**Exercise instructions**: What follows is a listing; restate every line of it word for word.

**Records for the task**:
::::
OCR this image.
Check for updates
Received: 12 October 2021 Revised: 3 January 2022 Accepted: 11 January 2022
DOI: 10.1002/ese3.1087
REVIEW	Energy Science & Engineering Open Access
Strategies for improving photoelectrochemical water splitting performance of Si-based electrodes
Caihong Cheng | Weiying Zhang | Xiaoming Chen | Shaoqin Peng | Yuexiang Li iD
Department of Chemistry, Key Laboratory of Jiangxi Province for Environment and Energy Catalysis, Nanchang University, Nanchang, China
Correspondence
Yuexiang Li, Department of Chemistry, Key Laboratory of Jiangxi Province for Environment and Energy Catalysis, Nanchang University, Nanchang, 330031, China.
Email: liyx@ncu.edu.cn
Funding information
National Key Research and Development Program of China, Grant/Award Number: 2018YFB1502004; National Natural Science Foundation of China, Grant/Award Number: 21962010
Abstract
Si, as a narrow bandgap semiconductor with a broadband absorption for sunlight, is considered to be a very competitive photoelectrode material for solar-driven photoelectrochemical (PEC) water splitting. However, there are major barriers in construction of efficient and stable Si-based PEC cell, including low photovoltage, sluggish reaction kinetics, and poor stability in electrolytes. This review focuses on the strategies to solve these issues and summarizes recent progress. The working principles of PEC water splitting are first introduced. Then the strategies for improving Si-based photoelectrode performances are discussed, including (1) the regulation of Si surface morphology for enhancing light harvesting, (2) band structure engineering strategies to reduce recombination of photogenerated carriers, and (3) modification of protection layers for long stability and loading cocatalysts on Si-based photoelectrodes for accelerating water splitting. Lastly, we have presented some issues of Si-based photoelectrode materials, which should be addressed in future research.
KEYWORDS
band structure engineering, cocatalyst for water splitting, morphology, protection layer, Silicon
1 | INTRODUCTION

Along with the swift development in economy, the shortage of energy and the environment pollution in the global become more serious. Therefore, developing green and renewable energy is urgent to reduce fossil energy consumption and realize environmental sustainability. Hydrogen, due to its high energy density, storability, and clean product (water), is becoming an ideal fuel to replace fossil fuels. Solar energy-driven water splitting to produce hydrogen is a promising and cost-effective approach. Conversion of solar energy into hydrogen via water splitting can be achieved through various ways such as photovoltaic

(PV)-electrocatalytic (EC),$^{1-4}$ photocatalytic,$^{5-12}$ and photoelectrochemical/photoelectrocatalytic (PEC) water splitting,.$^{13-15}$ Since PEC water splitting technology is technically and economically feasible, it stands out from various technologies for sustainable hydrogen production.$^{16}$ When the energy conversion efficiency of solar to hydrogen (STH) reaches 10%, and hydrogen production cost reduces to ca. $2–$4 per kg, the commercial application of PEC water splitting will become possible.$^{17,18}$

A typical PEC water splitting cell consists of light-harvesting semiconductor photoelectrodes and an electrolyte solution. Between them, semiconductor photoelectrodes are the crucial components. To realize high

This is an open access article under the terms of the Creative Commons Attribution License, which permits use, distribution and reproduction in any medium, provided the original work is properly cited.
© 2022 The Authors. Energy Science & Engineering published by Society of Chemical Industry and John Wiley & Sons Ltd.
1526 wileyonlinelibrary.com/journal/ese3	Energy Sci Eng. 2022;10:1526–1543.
::::
**The output**:
OCR this image.
Check for updates
Received: 12 October 2021 Revised: 3 January 2022 Accepted: 11 January 2022
DOI: 10.1002/ese3.1087
REVIEW	Energy Science & Engineering Open Access
Strategies for improving photoelectrochemical water splitting performance of Si-based electrodes
Caihong Cheng | Weiying Zhang | Xiaoming Chen | Shaoqin Peng | Yuexiang Li iD
Department of Chemistry, Key Laboratory of Jiangxi Province for Environment and Energy Catalysis, Nanchang University, Nanchang, China
Correspondence
Yuexiang Li, Department of Chemistry, Key Laboratory of Jiangxi Province for Environment and Energy Catalysis, Nanchang University, Nanchang, 330031, China.
Email: liyx@ncu.edu.cn
Funding information
National Key Research and Development Program of China, Grant/Award Number: 2018YFB1502004; National Natural Science Foundation of China, Grant/Award Number: 21962010
Abstract
Si, as a narrow bandgap semiconductor with a broadband absorption for sunlight, is considered to be a very competitive photoelectrode material for solar-driven photoelectrochemical (PEC) water splitting. However, there are major barriers in construction of efficient and stable Si-based PEC cell, including low photovoltage, sluggish reaction kinetics, and poor stability in electrolytes. This review focuses on the strategies to solve these issues and summarizes recent progress. The working principles of PEC water splitting are first introduced. Then the strategies for improving Si-based photoelectrode performances are discussed, including (1) the regulation of Si surface morphology for enhancing light harvesting, (2) band structure engineering strategies to reduce recombination of photogenerated carriers, and (3) modification of protection layers for long stability and loading cocatalysts on Si-based photoelectrodes for accelerating water splitting. Lastly, we have presented some issues of Si-based photoelectrode materials, which should be addressed in future research.
KEYWORDS
band structure engineering, cocatalyst for water splitting, morphology, protection layer, Silicon
1 | INTRODUCTION

Along with the swift development in economy, the shortage of energy and the environment pollution in the global become more serious. Therefore, developing green and renewable energy is urgent to reduce fossil energy consumption and realize environmental sustainability. Hydrogen, due to its high energy density, storability, and clean product (water), is becoming an ideal fuel to replace fossil fuels. Solar energy-driven water splitting to produce hydrogen is a promising and cost-effective approach. Conversion of solar energy into hydrogen via water splitting can be achieved through various ways such as photovoltaic

(PV)-electrocatalytic (EC),$^{1-4}$ photocatalytic,$^{5-12}$ and photoelectrochemical/photoelectrocatalytic (PEC) water splitting,.$^{13-15}$ Since PEC water splitting technology is technically and economically feasible, it stands out from various technologies for sustainable hydrogen production.$^{16}$ When the energy conversion efficiency of solar to hydrogen (STH) reaches 10%, and hydrogen production cost reduces to ca. $2–$4 per kg, the commercial application of PEC water splitting will become possible.$^{17,18}$

A typical PEC water splitting cell consists of light-harvesting semiconductor photoelectrodes and an electrolyte solution. Between them, semiconductor photoelectrodes are the crucial components. To realize high

This is an open access article under the terms of the Creative Commons Attribution License, which permits use, distribution and reproduction in any medium, provided the original work is properly cited.
© 2022 The Authors. Energy Science & Engineering published by Society of Chemical Industry and John Wiley & Sons Ltd.
1526 wileyonlinelibrary.com/journal/ese3	Energy Sci Eng. 2022;10:1526–1543.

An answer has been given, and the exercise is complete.